> **Exercise directions**: Write out the listing below without alteration, omitting its pictures.

> **Given records**:
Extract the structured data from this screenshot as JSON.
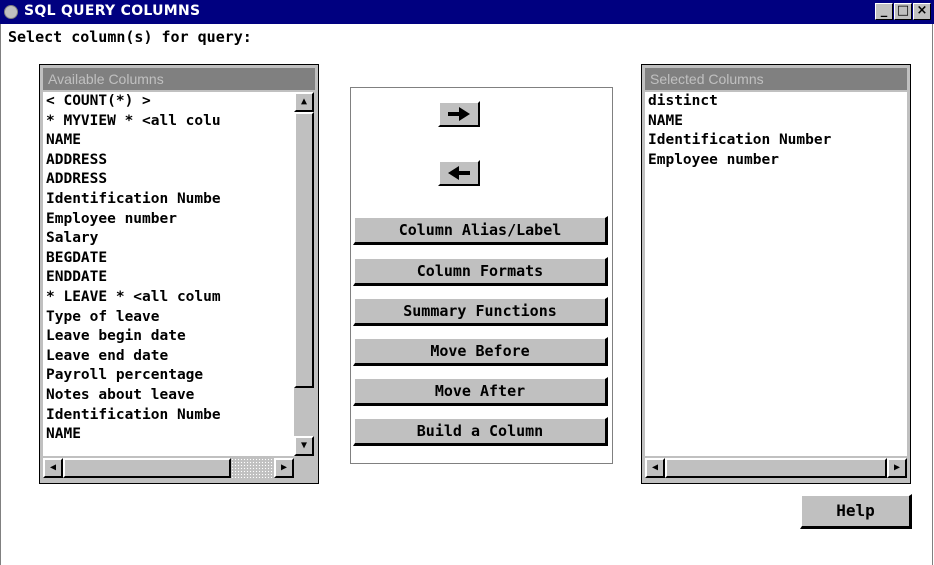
{
  "window": {
    "title": "SQL QUERY COLUMNS",
    "minimize_glyph": "_",
    "maximize_glyph": "□",
    "close_glyph": "×"
  },
  "prompt": "Select column(s) for query:",
  "available": {
    "header": "Available Columns",
    "items": [
      "< COUNT(*) >",
      "* MYVIEW * <all colu",
      "NAME",
      "ADDRESS",
      "ADDRESS",
      "Identification Numbe",
      "Employee number",
      "Salary",
      "BEGDATE",
      "ENDDATE",
      "* LEAVE * <all colum",
      "Type of leave",
      "Leave begin date",
      "Leave end date",
      "Payroll percentage",
      "Notes about leave",
      "Identification Numbe",
      "NAME"
    ]
  },
  "selected": {
    "header": "Selected Columns",
    "items": [
      "distinct",
      "NAME",
      "Identification Number",
      "Employee number"
    ]
  },
  "buttons": {
    "add_icon": "right-arrow-icon",
    "remove_icon": "left-arrow-icon",
    "alias": "Column Alias/Label",
    "formats": "Column Formats",
    "summary": "Summary Functions",
    "move_before": "Move Before",
    "move_after": "Move After",
    "build": "Build a Column",
    "help": "Help"
  },
  "colors": {
    "titlebar": "#000080",
    "face": "#c0c0c0",
    "header": "#808080"
  }
}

> **Task result**:
Extract the structured data from this screenshot as JSON.
{
  "window": {
    "title": "SQL QUERY COLUMNS",
    "minimize_glyph": "_",
    "maximize_glyph": "□",
    "close_glyph": "×"
  },
  "prompt": "Select column(s) for query:",
  "available": {
    "header": "Available Columns",
    "items": [
      "< COUNT(*) >",
      "* MYVIEW * <all colu",
      "NAME",
      "ADDRESS",
      "ADDRESS",
      "Identification Numbe",
      "Employee number",
      "Salary",
      "BEGDATE",
      "ENDDATE",
      "* LEAVE * <all colum",
      "Type of leave",
      "Leave begin date",
      "Leave end date",
      "Payroll percentage",
      "Notes about leave",
      "Identification Numbe",
      "NAME"
    ]
  },
  "selected": {
    "header": "Selected Columns",
    "items": [
      "distinct",
      "NAME",
      "Identification Number",
      "Employee number"
    ]
  },
  "buttons": {
    "add_icon": "right-arrow-icon",
    "remove_icon": "left-arrow-icon",
    "alias": "Column Alias/Label",
    "formats": "Column Formats",
    "summary": "Summary Functions",
    "move_before": "Move Before",
    "move_after": "Move After",
    "build": "Build a Column",
    "help": "Help"
  },
  "colors": {
    "titlebar": "#000080",
    "face": "#c0c0c0",
    "header": "#808080"
  }
}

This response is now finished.